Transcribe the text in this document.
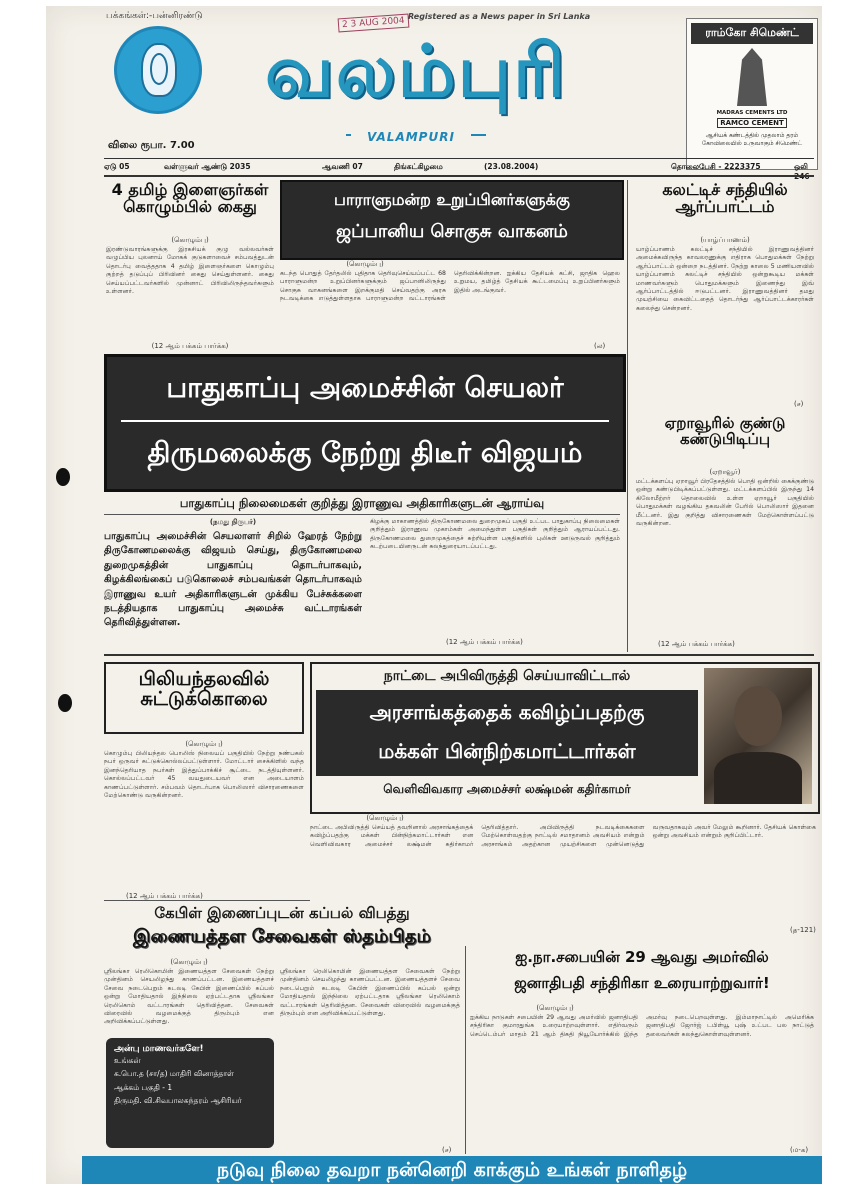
பக்கங்கள்:-பன்னிரண்டு	2 3 AUG 2004 Registered as a News paper in Sri Lanka
வலம்புரி
VALAMPURI
விலை ரூபா. 7.00
ராம்கோ சிமெண்ட்
MADRAS CEMENTS LTD
RAMCO CEMENT
ஆசியக் கண்டத்தில் முதலாம் தரம் கோவிலையில் உருவாகும் சிமெண்ட்
ஏடு 05	வள்ளுவர் ஆண்டு 2035	ஆவணி 07	திங்கட்கிழமை	(23.08.2004)	தொலைபேசி - 2223375	ஒலி
4 தமிழ் இளைஞர்கள் கொழும்பில் கைது
(கொழும்பு)
இரண்டுவாரங்களுக்கு இரகசியக் குழு வல்லவர்கள் வழுப்பிய புலனாய் மோகக் குடுகளாவைச் சம்பவத்துடன் தொடர்பு வைத்ததாக 4 தமிழ் இளைஞர்களை கொழும்பு குற்றத் தடுப்புப் பிரிவினர் கைது செய்துள்ளனர். கைது செய்யப்பட்டவர்களில் முன்னாட் பிரிவிலிருந்தவர்களும் உள்ளனர்.
(12 ஆம் பக்கம் பார்க்க)
பாராளுமன்ற உறுப்பினர்களுக்கு
ஜப்பானிய சொகுசு வாகனம்
(கொழும்பு)
கடந்த பொதுத் தேர்தலில் புதிதாக தெரிவுசெய்யப்பட்ட 68 பாராளுமன்ற உறுப்பினர்களுக்கும் ஜப்பானிலிருந்து சொகுசு வாகனங்களை இறக்குமதி செய்வதற்கு அரசு நடவடிக்கை எடுத்துள்ளதாக பாராளுமன்ற வட்டாரங்கள் தெரிவிக்கின்றன. ஐக்கிய தேசியக் கட்சி, ஜாதிக ஹெல உறுமய, தமிழ்த் தேசியக் கூட்டமைப்பு உறுப்பினர்களும் இதில் அடங்குவர்.
(ல)
கலட்டிச் சந்தியில் ஆர்ப்பாட்டம்
(யாழ்ப்பாணம்)
யாழ்ப்பாணம் கலட்டிச் சந்தியில் இராணுவத்தினர் அமைக்கவிருந்த காவலரணுக்கு எதிராக பொதுமக்கள் நேற்று ஆர்ப்பாட்டம் ஒன்றை நடத்தினர். நேற்று காலை 5 மணியளவில் யாழ்ப்பாணம் கலட்டிச் சந்தியில் ஒன்றுகூடிய மக்கள் மாணவர்களும் பொதுமக்களும் இணைந்து இவ் ஆர்ப்பாட்டத்தில் ஈடுபட்டனர். இராணுவத்தினர் தமது முயற்சியை கைவிட்டதைத் தொடர்ந்து ஆர்ப்பாட்டக்காரர்கள் கலைந்து சென்றனர்.
(ச)
பாதுகாப்பு அமைச்சின் செயலர்
திருமலைக்கு நேற்று திடீர் விஜயம்
பாதுகாப்பு நிலைமைகள் குறித்து இராணுவ அதிகாரிகளுடன் ஆராய்வு
(நமது நிருபர்)
பாதுகாப்பு அமைச்சின் செயலாளர் சிறில் ஹேரத் நேற்று திருகோணமலைக்கு விஜயம் செய்து, திருகோணமலை துறைமுகத்தின் பாதுகாப்பு தொடர்பாகவும், கிழக்கிலங்கைப் படுகொலைச் சம்பவங்கள் தொடர்பாகவும் இராணுவ உயர் அதிகாரிகளுடன் முக்கிய பேச்சுக்களை நடத்தியதாக பாதுகாப்பு அமைச்சு வட்டாரங்கள் தெரிவித்துள்ளன.
கிழக்கு மாகாணத்தில் திருகோணமலை துறைமுகப் பகுதி உட்பட பாதுகாப்பு நிலைமைகள் குறித்தும் இராணுவ முகாம்கள் அமைந்துள்ள பகுதிகள் குறித்தும் ஆராயப்பட்டது. திருகோணமலை துறைமுகத்தைச் சுற்றியுள்ள பகுதிகளில் புலிகள் ஊடுருவல் குறித்தும் கடற்படையினருடன் கலந்துரையாடப்பட்டது.
(12 ஆம் பக்கம் பார்க்க)
ஏறாவூரில் குண்டு கண்டுபிடிப்பு
(ஏறாவூர்)
மட்டக்களப்பு ஏறாவூர் பிரதேசத்தில் பொதி ஒன்றில் கைக்குண்டு ஒன்று கண்டுபிடிக்கப்பட்டுள்ளது. மட்டக்களப்பில் இருந்து 14 கிலோமீற்றர் தொலைவில் உள்ள ஏறாவூர் பகுதியில் பொதுமக்கள் வழங்கிய தகவலின் பேரில் பொலிஸார் இதனை மீட்டனர். இது குறித்து விசாரணைகள் மேற்கொள்ளப்பட்டு வருகின்றன.
(12 ஆம் பக்கம் பார்க்க)
பிலியந்தலவில் சுட்டுக்கொலை
(கொழும்பு)
கொழும்பு பிலியந்தல பொலிஸ் நிலையப் பகுதியில் நேற்று நண்பகல் நபர் ஒருவர் சுட்டுக்கொல்லப்பட்டுள்ளார். மோட்டார் சைக்கிளில் வந்த இனந்தெரியாத நபர்கள் இத்துப்பாக்கிச் சூட்டை நடத்தியுள்ளனர். கொல்லப்பட்டவர் 45 வயதுடையவர் என அடையாளம் காணப்பட்டுள்ளார். சம்பவம் தொடர்பாக பொலிஸார் விசாரணைகளை மேற்கொண்டு வருகின்றனர்.
(12 ஆம் பக்கம் பார்க்க)
நாட்டை அபிவிருத்தி செய்யாவிட்டால்
அரசாங்கத்தைக் கவிழ்ப்பதற்கு
மக்கள் பின்நிற்கமாட்டார்கள்
வெளிவிவகார அமைச்சர் லக்ஷ்மன் கதிர்காமர்
(கொழும்பு)
நாட்டை அபிவிருத்தி செய்யத் தவறினால் அரசாங்கத்தைக் கவிழ்ப்பதற்கு மக்கள் பின்நிற்கமாட்டார்கள் என வெளிவிவகார அமைச்சர் லக்ஷ்மன் கதிர்காமர் தெரிவித்தார். அபிவிருத்தி நடவடிக்கைகளை மேற்கொள்வதற்கு நாட்டில் சமாதானம் அவசியம் என்றும் அரசாங்கம் அதற்கான முயற்சிகளை முன்னெடுத்து வருவதாகவும் அவர் மேலும் கூறினார். தேசியக் கொள்கை ஒன்று அவசியம் என்றும் குறிப்பிட்டார்.
(த-121)
கேபிள் இணைப்புடன் கப்பல் விபத்து
இணையத்தள சேவைகள் ஸ்தம்பிதம்
(கொழும்பு)
ஸ்ரீலங்கா ரெலிகொமின் இணையத்தள சேவைகள் நேற்று முன்தினம் செயலிழந்து காணப்பட்டன. இணையத்தளச் சேவை நடைபெறும் கடலடி கேபிள் இணைப்பில் கப்பல் ஒன்று மோதியதால் இந்நிலை ஏற்பட்டதாக ஸ்ரீலங்கா ரெலிகொம் வட்டாரங்கள் தெரிவித்தன. சேவைகள் விரைவில் வழமைக்குத் திரும்பும் என அறிவிக்கப்பட்டுள்ளது.
ஸ்ரீலங்கா ரெலிகொமின் இணையத்தள சேவைகள் நேற்று முன்தினம் செயலிழந்து காணப்பட்டன. இணையத்தளச் சேவை நடைபெறும் கடலடி கேபிள் இணைப்பில் கப்பல் ஒன்று மோதியதால் இந்நிலை ஏற்பட்டதாக ஸ்ரீலங்கா ரெலிகொம் வட்டாரங்கள் தெரிவித்தன. சேவைகள் விரைவில் வழமைக்குத் திரும்பும் என அறிவிக்கப்பட்டுள்ளது.
(ச)
அன்பு மாணவர்களே!
உங்கள்
க.பொ.த (சா/த) மாதிரி வினாத்தாள்
ஆக்கம் பகுதி - 1
திருமதி. வி.சிவபாலசுந்தரம் ஆசிரியர்
ஐ.நா.சபையின் 29 ஆவது அமர்வில்
ஜனாதிபதி சந்திரிகா உரையாற்றுவார்!
(கொழும்பு)
ஐக்கிய நாடுகள் சபையின் 29 ஆவது அமர்வில் ஜனாதிபதி சந்திரிகா குமாரதுங்க உரையாற்றவுள்ளார். எதிர்வரும் செப்டெம்பர் மாதம் 21 ஆம் திகதி நியூயோர்க்கில் இந்த அமர்வு நடைபெறவுள்ளது. இம்மாநாட்டில் அமெரிக்க ஜனாதிபதி ஜோர்ஜ் டபிள்யூ புஷ் உட்பட பல நாட்டுத் தலைவர்கள் கலந்துகொள்ளவுள்ளனர்.
(ம-க)
நடுவு நிலை தவறா நன்னெறி காக்கும் உங்கள் நாளிதழ்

▶ [Stated problem]: For each line of the listing that holds the word "நடவட", show that line.

▶ [Output below]:
கடந்த பொதுத் தேர்தலில் புதிதாக தெரிவுசெய்யப்பட்ட 68 பாராளுமன்ற உறுப்பினர்களுக்கும் ஜப்பானிலிருந்து சொகுசு வாகனங்களை இறக்குமதி செய்வதற்கு அரசு நடவடிக்கை எடுத்துள்ளதாக பாராளுமன்ற வட்டாரங்கள் தெரிவிக்கின்றன. ஐக்கிய தேசியக் கட்சி, ஜாதிக ஹெல உறுமய, தமிழ்த் தேசியக் கூட்டமைப்பு உறுப்பினர்களும் இதில் அடங்குவர்.
நாட்டை அபிவிருத்தி செய்யத் தவறினால் அரசாங்கத்தைக் கவிழ்ப்பதற்கு மக்கள் பின்நிற்கமாட்டார்கள் என வெளிவிவகார அமைச்சர் லக்ஷ்மன் கதிர்காமர் தெரிவித்தார். அபிவிருத்தி நடவடிக்கைகளை மேற்கொள்வதற்கு நாட்டில் சமாதானம் அவசியம் என்றும் அரசாங்கம் அதற்கான முயற்சிகளை முன்னெடுத்து வருவதாகவும் அவர் மேலும் கூறினார். தேசியக் கொள்கை ஒன்று அவசியம் என்றும் குறிப்பிட்டார்.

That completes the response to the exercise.